Dataset listings of figures ::
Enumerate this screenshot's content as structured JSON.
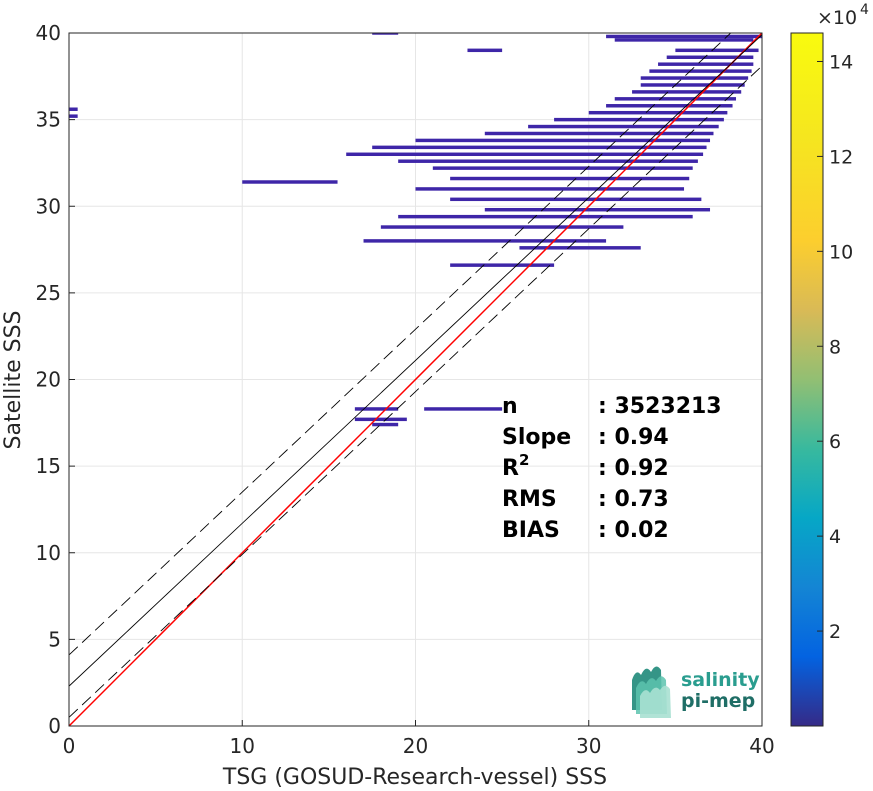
{
  "chart_data": {
    "type": "heatmap",
    "xlabel": "TSG (GOSUD-Research-vessel) SSS",
    "ylabel": "Satellite SSS",
    "xlim": [
      0,
      40
    ],
    "ylim": [
      0,
      40
    ],
    "x_ticks": [
      "0",
      "10",
      "20",
      "30",
      "40"
    ],
    "y_ticks": [
      "0",
      "5",
      "10",
      "15",
      "20",
      "25",
      "30",
      "35",
      "40"
    ],
    "grid": true,
    "colorbar": {
      "range": [
        0,
        14.6
      ],
      "ticks": [
        "2",
        "4",
        "6",
        "8",
        "10",
        "12",
        "14"
      ],
      "exponent_base": "×10",
      "exponent_power": "4",
      "colormap": "parula"
    },
    "reference_lines": [
      {
        "kind": "one-to-one",
        "color": "#ff0000",
        "intercept": 0,
        "slope": 1
      },
      {
        "kind": "regression",
        "color": "#000000",
        "intercept": 2.3,
        "slope": 0.94
      },
      {
        "kind": "regression-upper",
        "color": "#000000",
        "style": "dashed",
        "intercept": 4.1,
        "slope": 0.94
      },
      {
        "kind": "regression-lower",
        "color": "#000000",
        "style": "dashed",
        "intercept": 0.5,
        "slope": 0.94
      }
    ],
    "density_segments": [
      {
        "x0": 17.5,
        "x1": 19,
        "y": 40.0
      },
      {
        "x0": 31,
        "x1": 40,
        "y": 39.8
      },
      {
        "x0": 31.5,
        "x1": 39.5,
        "y": 39.6
      },
      {
        "x0": 23,
        "x1": 25,
        "y": 39.0
      },
      {
        "x0": 35,
        "x1": 39.8,
        "y": 39.0
      },
      {
        "x0": 34.5,
        "x1": 39.5,
        "y": 38.6
      },
      {
        "x0": 34,
        "x1": 39.5,
        "y": 38.2
      },
      {
        "x0": 33.5,
        "x1": 39.4,
        "y": 37.8
      },
      {
        "x0": 33,
        "x1": 39.2,
        "y": 37.4
      },
      {
        "x0": 33,
        "x1": 39,
        "y": 37.0
      },
      {
        "x0": 32.5,
        "x1": 38.8,
        "y": 36.6
      },
      {
        "x0": 31.5,
        "x1": 38.5,
        "y": 36.2
      },
      {
        "x0": 31,
        "x1": 38.3,
        "y": 35.8
      },
      {
        "x0": 30,
        "x1": 38,
        "y": 35.4
      },
      {
        "x0": 28,
        "x1": 37.8,
        "y": 35.0
      },
      {
        "x0": 26.5,
        "x1": 37.5,
        "y": 34.6
      },
      {
        "x0": 24,
        "x1": 37.2,
        "y": 34.2
      },
      {
        "x0": 20,
        "x1": 37,
        "y": 33.8
      },
      {
        "x0": 17.5,
        "x1": 36.8,
        "y": 33.4
      },
      {
        "x0": 16,
        "x1": 36.6,
        "y": 33.0
      },
      {
        "x0": 19,
        "x1": 36.3,
        "y": 32.6
      },
      {
        "x0": 21,
        "x1": 36,
        "y": 32.2
      },
      {
        "x0": 10,
        "x1": 15.5,
        "y": 31.4
      },
      {
        "x0": 22,
        "x1": 35.8,
        "y": 31.6
      },
      {
        "x0": 20,
        "x1": 35.5,
        "y": 31.0
      },
      {
        "x0": 22,
        "x1": 36.5,
        "y": 30.4
      },
      {
        "x0": 24,
        "x1": 37,
        "y": 29.8
      },
      {
        "x0": 19,
        "x1": 36,
        "y": 29.4
      },
      {
        "x0": 18,
        "x1": 32,
        "y": 28.8
      },
      {
        "x0": 17,
        "x1": 31,
        "y": 28.0
      },
      {
        "x0": 26,
        "x1": 33,
        "y": 27.6
      },
      {
        "x0": 22,
        "x1": 28,
        "y": 26.6
      },
      {
        "x0": 16.5,
        "x1": 19,
        "y": 18.3
      },
      {
        "x0": 20.5,
        "x1": 25,
        "y": 18.3
      },
      {
        "x0": 16.5,
        "x1": 19.5,
        "y": 17.7
      },
      {
        "x0": 17.5,
        "x1": 19,
        "y": 17.4
      },
      {
        "x0": 0,
        "x1": 0.5,
        "y": 35.6
      },
      {
        "x0": 0,
        "x1": 0.5,
        "y": 35.2
      }
    ],
    "stats": [
      {
        "label": "n",
        "sup": "",
        "value": ": 3523213"
      },
      {
        "label": "Slope",
        "sup": "",
        "value": ": 0.94"
      },
      {
        "label": "R",
        "sup": "2",
        "value": ": 0.92"
      },
      {
        "label": "RMS",
        "sup": "",
        "value": ": 0.73"
      },
      {
        "label": "BIAS",
        "sup": "",
        "value": ": 0.02"
      }
    ]
  },
  "logo": {
    "line1": "salinity",
    "line2": "pi-mep"
  },
  "colors": {
    "one_to_one": "#ff0000",
    "regression": "#000000",
    "density_low": "#3e26a8",
    "logo_teal": "#2a9d8f"
  }
}
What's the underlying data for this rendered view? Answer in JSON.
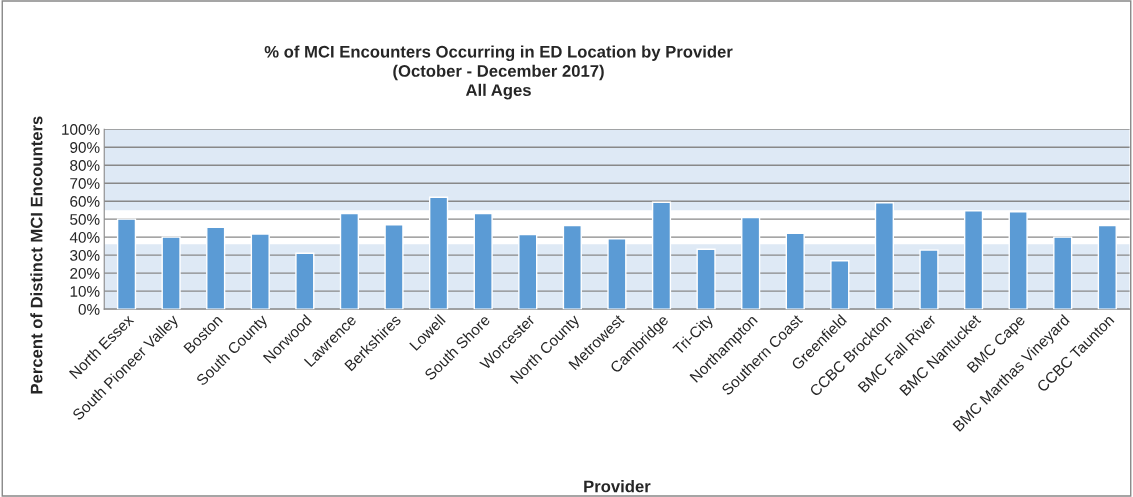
{
  "chart_data": {
    "type": "bar",
    "title": "% of MCI Encounters Occurring in ED Location by Provider\n(October - December 2017)\nAll Ages",
    "xlabel": "Provider",
    "ylabel": "Percent of Distinct MCI Encounters",
    "categories": [
      "North Essex",
      "South Pioneer Valley",
      "Boston",
      "South County",
      "Norwood",
      "Lawrence",
      "Berkshires",
      "Lowell",
      "South Shore",
      "Worcester",
      "North County",
      "Metrowest",
      "Cambridge",
      "Tri-City",
      "Northampton",
      "Southern Coast",
      "Greenfield",
      "CCBC Brockton",
      "BMC Fall River",
      "BMC Nantucket",
      "BMC Cape",
      "BMC Marthas Vineyard",
      "CCBC Taunton"
    ],
    "values": [
      50,
      40,
      45.5,
      41.7,
      31.1,
      53.1,
      46.9,
      62.2,
      53.1,
      41.5,
      46.5,
      39.1,
      59.4,
      33.3,
      50.9,
      42.2,
      26.9,
      59.1,
      32.8,
      54.6,
      54.1,
      40,
      46.5
    ],
    "color": "#5b9bd5",
    "ylim": [
      0,
      100
    ],
    "yticks": [
      {
        "value": 0,
        "label": "0%"
      },
      {
        "value": 10,
        "label": "10%"
      },
      {
        "value": 20,
        "label": "20%"
      },
      {
        "value": 30,
        "label": "30%"
      },
      {
        "value": 40,
        "label": "40%"
      },
      {
        "value": 50,
        "label": "50%"
      },
      {
        "value": 60,
        "label": "60%"
      },
      {
        "value": 70,
        "label": "70%"
      },
      {
        "value": 80,
        "label": "80%"
      },
      {
        "value": 90,
        "label": "90%"
      },
      {
        "value": 100,
        "label": "100%"
      }
    ],
    "bands": [
      {
        "axis": "y",
        "from": 0,
        "to": 36,
        "color": "#dee9f5"
      },
      {
        "axis": "y",
        "from": 55,
        "to": 100,
        "color": "#dee9f5"
      }
    ],
    "grid": "y",
    "legend": false
  }
}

Problem description :: Copy each line that contains the word "intercept".

Worked solution ::
        "intercept": 0,
        "intercept": 2.3,
        "intercept": 4.1,
        "intercept": 0.5,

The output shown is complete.